The task
Below are the records; locate each line with the word "Temperatur" and copy it.

+++ Records for the task +++

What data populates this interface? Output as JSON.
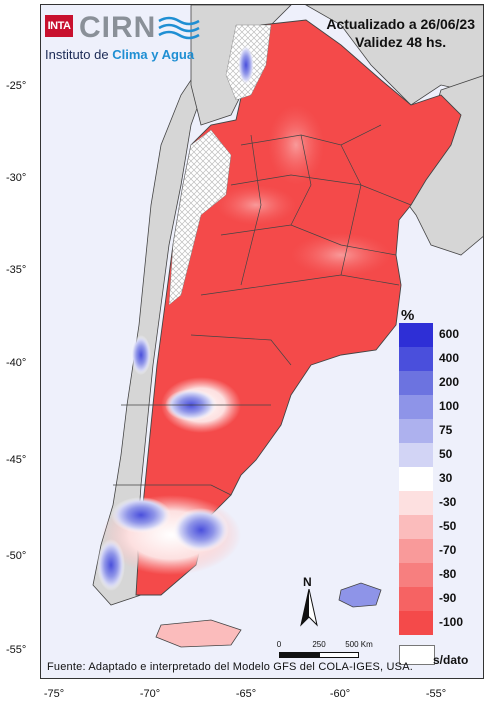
{
  "header": {
    "logo_inta": "INTA",
    "logo_cirn": "CIRN",
    "logo_institute_prefix": "Instituto de",
    "logo_institute_highlight": "Clima y Agua",
    "updated": "Actualizado a 26/06/23",
    "validity": "Validez 48 hs."
  },
  "axes": {
    "y_ticks": [
      "-25°",
      "-30°",
      "-35°",
      "-40°",
      "-45°",
      "-50°",
      "-55°"
    ],
    "x_ticks": [
      "-75°",
      "-70°",
      "-65°",
      "-60°",
      "-55°"
    ]
  },
  "legend": {
    "unit": "%",
    "items": [
      {
        "label": "600",
        "color": "#2e2fd6"
      },
      {
        "label": "400",
        "color": "#4a4fdc"
      },
      {
        "label": "200",
        "color": "#6c73e0"
      },
      {
        "label": "100",
        "color": "#8e94e8"
      },
      {
        "label": "75",
        "color": "#adb1ee"
      },
      {
        "label": "50",
        "color": "#d2d4f5"
      },
      {
        "label": "30",
        "color": "#ffffff"
      },
      {
        "label": "-30",
        "color": "#fde0e0"
      },
      {
        "label": "-50",
        "color": "#fbbcbc"
      },
      {
        "label": "-70",
        "color": "#f99a9a"
      },
      {
        "label": "-80",
        "color": "#f77f7f"
      },
      {
        "label": "-90",
        "color": "#f66363"
      },
      {
        "label": "-100",
        "color": "#f44a4a"
      }
    ],
    "no_data_label": "s/dato"
  },
  "scale_bar": {
    "labels": [
      "0",
      "250",
      "500 Km"
    ]
  },
  "north_label": "N",
  "source": "Fuente: Adaptado e interpretado del Modelo GFS del COLA-IGES, USA.",
  "colors": {
    "background": "#eef0fb",
    "land_outline": "#444444",
    "dry": "#f44a4a",
    "wet": "#2e2fd6"
  }
}
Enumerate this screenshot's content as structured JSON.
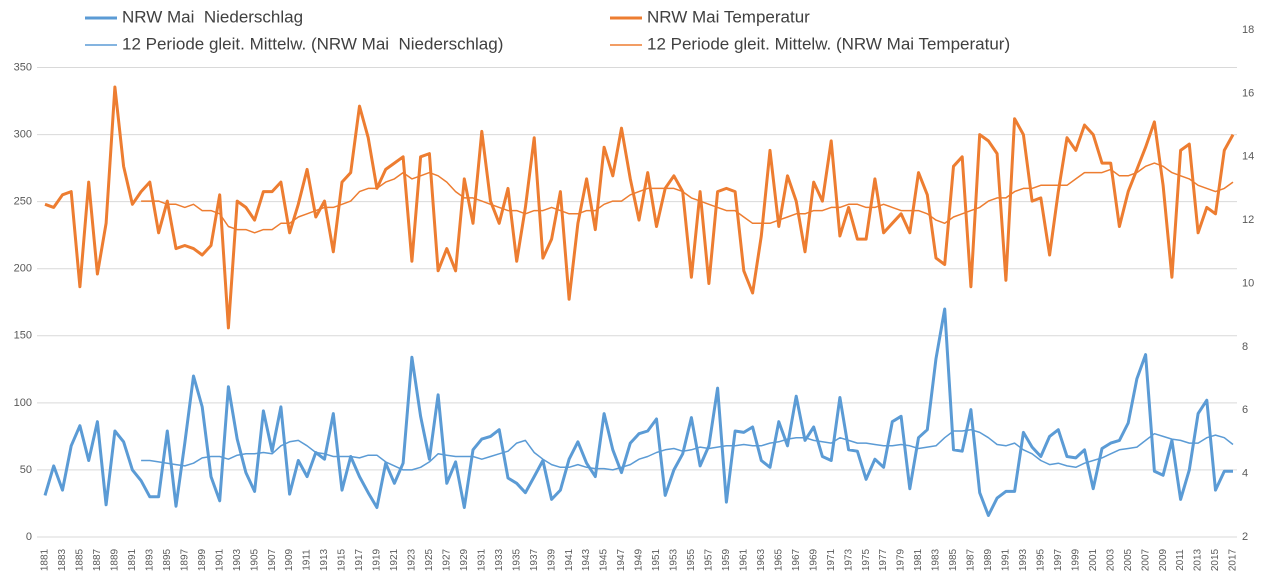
{
  "chart_data": {
    "type": "line",
    "categories": [
      "1881",
      null,
      "1883",
      null,
      "1885",
      null,
      "1887",
      null,
      "1889",
      null,
      "1891",
      null,
      "1893",
      null,
      "1895",
      null,
      "1897",
      null,
      "1899",
      null,
      "1901",
      null,
      "1903",
      null,
      "1905",
      null,
      "1907",
      null,
      "1909",
      null,
      "1911",
      null,
      "1913",
      null,
      "1915",
      null,
      "1917",
      null,
      "1919",
      null,
      "1921",
      null,
      "1923",
      null,
      "1925",
      null,
      "1927",
      null,
      "1929",
      null,
      "1931",
      null,
      "1933",
      null,
      "1935",
      null,
      "1937",
      null,
      "1939",
      null,
      "1941",
      null,
      "1943",
      null,
      "1945",
      null,
      "1947",
      null,
      "1949",
      null,
      "1951",
      null,
      "1953",
      null,
      "1955",
      null,
      "1957",
      null,
      "1959",
      null,
      "1961",
      null,
      "1963",
      null,
      "1965",
      null,
      "1967",
      null,
      "1969",
      null,
      "1971",
      null,
      "1973",
      null,
      "1975",
      null,
      "1977",
      null,
      "1979",
      null,
      "1981",
      null,
      "1983",
      null,
      "1985",
      null,
      "1987",
      null,
      "1989",
      null,
      "1991",
      null,
      "1993",
      null,
      "1995",
      null,
      "1997",
      null,
      "1999",
      null,
      "2001",
      null,
      "2003",
      null,
      "2005",
      null,
      "2007",
      null,
      "2009",
      null,
      "2011",
      null,
      "2013",
      null,
      "2015",
      null,
      "2017"
    ],
    "series": [
      {
        "name": "NRW Mai  Niederschlag",
        "color": "#5b9bd5",
        "width": 3,
        "values": [
          31,
          53,
          35,
          68,
          83,
          57,
          86,
          24,
          79,
          71,
          50,
          42,
          30,
          30,
          79,
          23,
          70,
          120,
          97,
          45,
          27,
          112,
          73,
          48,
          34,
          94,
          64,
          97,
          32,
          57,
          45,
          63,
          58,
          92,
          35,
          60,
          45,
          33,
          22,
          55,
          40,
          55,
          134,
          90,
          58,
          106,
          40,
          56,
          22,
          65,
          73,
          75,
          80,
          44,
          40,
          33,
          45,
          57,
          28,
          35,
          58,
          71,
          55,
          45,
          92,
          65,
          48,
          70,
          77,
          79,
          88,
          31,
          50,
          62,
          89,
          53,
          68,
          111,
          26,
          79,
          78,
          82,
          57,
          52,
          86,
          68,
          105,
          72,
          82,
          60,
          57,
          104,
          65,
          64,
          43,
          58,
          52,
          86,
          90,
          36,
          74,
          80,
          133,
          170,
          65,
          64,
          95,
          33,
          16,
          29,
          34,
          34,
          78,
          67,
          60,
          75,
          80,
          60,
          59,
          65,
          36,
          66,
          70,
          72,
          85,
          118,
          136,
          49,
          46,
          72,
          28,
          50,
          92,
          102,
          35,
          49,
          49
        ]
      },
      {
        "name": "NRW Mai Temperatur",
        "color": "#ed7d31",
        "width": 3,
        "axis": "y2",
        "values": [
          12.5,
          12.4,
          12.8,
          12.9,
          9.9,
          13.2,
          10.3,
          11.9,
          16.2,
          13.7,
          12.5,
          12.9,
          13.2,
          11.6,
          12.6,
          11.1,
          11.2,
          11.1,
          10.9,
          11.2,
          12.8,
          8.6,
          12.6,
          12.4,
          12.0,
          12.9,
          12.9,
          13.2,
          11.6,
          12.5,
          13.6,
          12.1,
          12.6,
          11.0,
          13.2,
          13.5,
          15.6,
          14.6,
          13.0,
          13.6,
          13.8,
          14.0,
          10.7,
          14.0,
          14.1,
          10.4,
          11.1,
          10.4,
          13.3,
          11.9,
          14.8,
          12.6,
          11.9,
          13.0,
          10.7,
          12.4,
          14.6,
          10.8,
          11.4,
          12.9,
          9.5,
          11.9,
          13.3,
          11.7,
          14.3,
          13.4,
          14.9,
          13.3,
          12.0,
          13.5,
          11.8,
          13.0,
          13.4,
          12.9,
          10.2,
          12.9,
          10.0,
          12.9,
          13.0,
          12.9,
          10.4,
          9.7,
          11.5,
          14.2,
          11.8,
          13.4,
          12.6,
          11.0,
          13.2,
          12.6,
          14.5,
          11.5,
          12.4,
          11.4,
          11.4,
          13.3,
          11.6,
          11.9,
          12.2,
          11.6,
          13.5,
          12.8,
          10.8,
          10.6,
          13.7,
          14.0,
          9.9,
          14.7,
          14.5,
          14.1,
          10.1,
          15.2,
          14.7,
          12.6,
          12.7,
          10.9,
          12.9,
          14.6,
          14.2,
          15.0,
          14.7,
          13.8,
          13.8,
          11.8,
          12.9,
          13.6,
          14.3,
          15.1,
          13.1,
          10.2,
          14.2,
          14.4,
          11.6,
          12.4,
          12.2,
          14.2,
          14.7
        ]
      },
      {
        "name": "12 Periode gleit. Mittelw. (NRW Mai  Niederschlag)",
        "color": "#5b9bd5",
        "width": 1.5,
        "values": [
          null,
          null,
          null,
          null,
          null,
          null,
          null,
          null,
          null,
          null,
          null,
          57,
          57,
          56,
          55,
          54,
          53,
          55,
          59,
          60,
          60,
          58,
          61,
          62,
          62,
          63,
          62,
          68,
          71,
          72,
          68,
          63,
          62,
          60,
          60,
          60,
          59,
          61,
          61,
          56,
          53,
          50,
          50,
          52,
          56,
          62,
          61,
          60,
          60,
          60,
          58,
          60,
          62,
          64,
          70,
          72,
          63,
          58,
          54,
          52,
          52,
          54,
          52,
          51,
          51,
          50,
          52,
          54,
          58,
          60,
          63,
          65,
          66,
          64,
          65,
          67,
          66,
          67,
          68,
          68,
          69,
          68,
          68,
          70,
          71,
          73,
          74,
          74,
          72,
          71,
          70,
          74,
          72,
          70,
          70,
          69,
          68,
          68,
          69,
          68,
          66,
          67,
          68,
          74,
          79,
          79,
          80,
          78,
          74,
          69,
          68,
          70,
          65,
          62,
          57,
          54,
          55,
          53,
          52,
          55,
          57,
          59,
          62,
          65,
          66,
          67,
          72,
          77,
          75,
          73,
          72,
          70,
          70,
          74,
          76,
          74,
          69
        ]
      },
      {
        "name": "12 Periode gleit. Mittelw. (NRW Mai Temperatur)",
        "color": "#ed7d31",
        "width": 1.5,
        "axis": "y2",
        "values": [
          null,
          null,
          null,
          null,
          null,
          null,
          null,
          null,
          null,
          null,
          null,
          12.6,
          12.6,
          12.6,
          12.5,
          12.5,
          12.4,
          12.5,
          12.3,
          12.3,
          12.2,
          11.8,
          11.7,
          11.7,
          11.6,
          11.7,
          11.7,
          11.9,
          11.9,
          12.1,
          12.2,
          12.3,
          12.4,
          12.4,
          12.5,
          12.6,
          12.9,
          13.0,
          13.0,
          13.2,
          13.3,
          13.5,
          13.3,
          13.4,
          13.5,
          13.4,
          13.2,
          12.9,
          12.7,
          12.7,
          12.6,
          12.5,
          12.4,
          12.3,
          12.3,
          12.2,
          12.3,
          12.3,
          12.4,
          12.3,
          12.2,
          12.2,
          12.3,
          12.3,
          12.5,
          12.6,
          12.6,
          12.8,
          12.9,
          13.0,
          13.0,
          13.0,
          13.0,
          12.9,
          12.7,
          12.6,
          12.5,
          12.4,
          12.3,
          12.3,
          12.1,
          11.9,
          11.9,
          11.9,
          12.0,
          12.1,
          12.2,
          12.2,
          12.3,
          12.3,
          12.4,
          12.4,
          12.5,
          12.5,
          12.4,
          12.4,
          12.5,
          12.4,
          12.3,
          12.3,
          12.3,
          12.2,
          12.0,
          11.9,
          12.1,
          12.2,
          12.3,
          12.4,
          12.6,
          12.7,
          12.7,
          12.9,
          13.0,
          13.0,
          13.1,
          13.1,
          13.1,
          13.1,
          13.3,
          13.5,
          13.5,
          13.5,
          13.6,
          13.4,
          13.4,
          13.5,
          13.7,
          13.8,
          13.7,
          13.5,
          13.4,
          13.3,
          13.1,
          13.0,
          12.9,
          13.0,
          13.2
        ]
      }
    ],
    "ylim": [
      0,
      378
    ],
    "yticks": [
      0,
      50,
      100,
      150,
      200,
      250,
      300,
      350
    ],
    "y2lim": [
      2,
      18
    ],
    "y2ticks": [
      2,
      4,
      6,
      8,
      10,
      12,
      14,
      16,
      18
    ],
    "grid": true
  }
}
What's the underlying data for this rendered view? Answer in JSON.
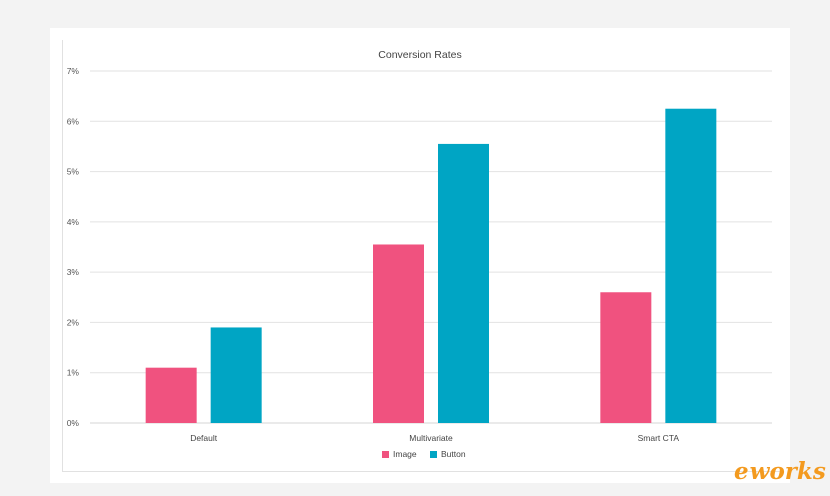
{
  "chart_data": {
    "type": "bar",
    "title": "Conversion Rates",
    "xlabel": "",
    "ylabel": "",
    "categories": [
      "Default",
      "Multivariate",
      "Smart CTA"
    ],
    "series": [
      {
        "name": "Image",
        "values": [
          1.1,
          3.55,
          2.6
        ],
        "color": "#f0527f"
      },
      {
        "name": "Button",
        "values": [
          1.9,
          5.55,
          6.25
        ],
        "color": "#00a5c4"
      }
    ],
    "ylim": [
      0,
      7
    ],
    "yticks": [
      "0%",
      "1%",
      "2%",
      "3%",
      "4%",
      "5%",
      "6%",
      "7%"
    ],
    "grid": true,
    "legend": "bottom"
  },
  "watermark": {
    "text": "e-works",
    "prefix": "e",
    "suffix": "works"
  }
}
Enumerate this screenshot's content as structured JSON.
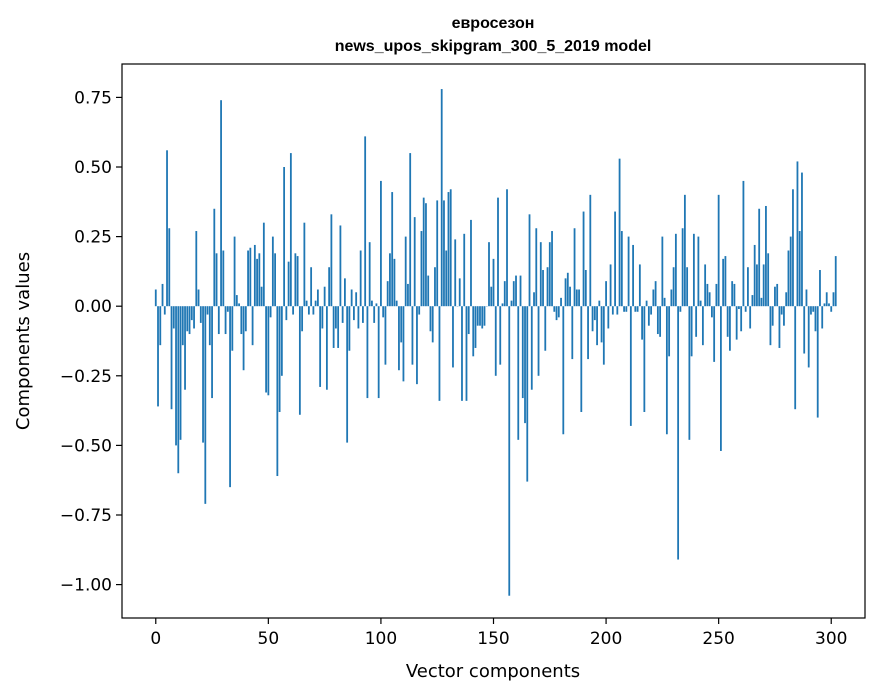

+++

Exercise solution
        "name": "NRW Mai Temperatur",
        "name": "12 Periode gleit. Mittelw. (NRW Mai Temperatur)",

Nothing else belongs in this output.